_What you are asked to do:_ Reproduce the records below exactly as they appear, omitting any pictures they contain.

_Provided information:_
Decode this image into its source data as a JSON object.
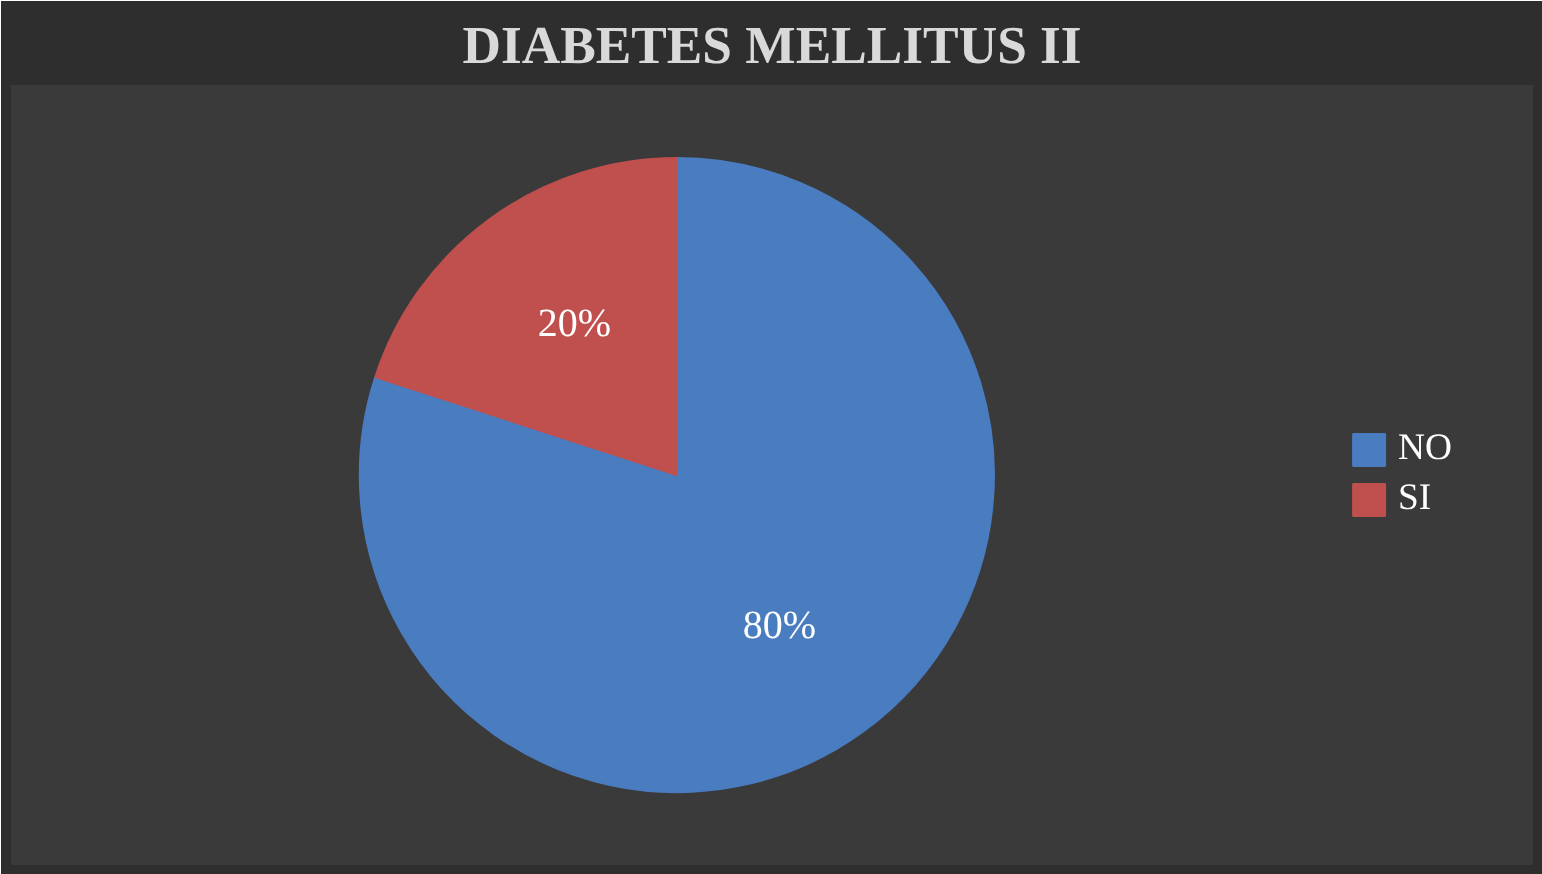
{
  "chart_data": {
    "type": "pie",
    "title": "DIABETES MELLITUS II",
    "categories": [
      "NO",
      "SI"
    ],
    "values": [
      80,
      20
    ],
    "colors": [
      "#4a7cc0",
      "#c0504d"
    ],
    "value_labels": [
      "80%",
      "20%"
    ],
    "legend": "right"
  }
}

_Reply to the exercise:_
Decode this image into its source data as a JSON object.
{
  "chart_data": {
    "type": "pie",
    "title": "DIABETES MELLITUS II",
    "categories": [
      "NO",
      "SI"
    ],
    "values": [
      80,
      20
    ],
    "colors": [
      "#4a7cc0",
      "#c0504d"
    ],
    "value_labels": [
      "80%",
      "20%"
    ],
    "legend": "right"
  }
}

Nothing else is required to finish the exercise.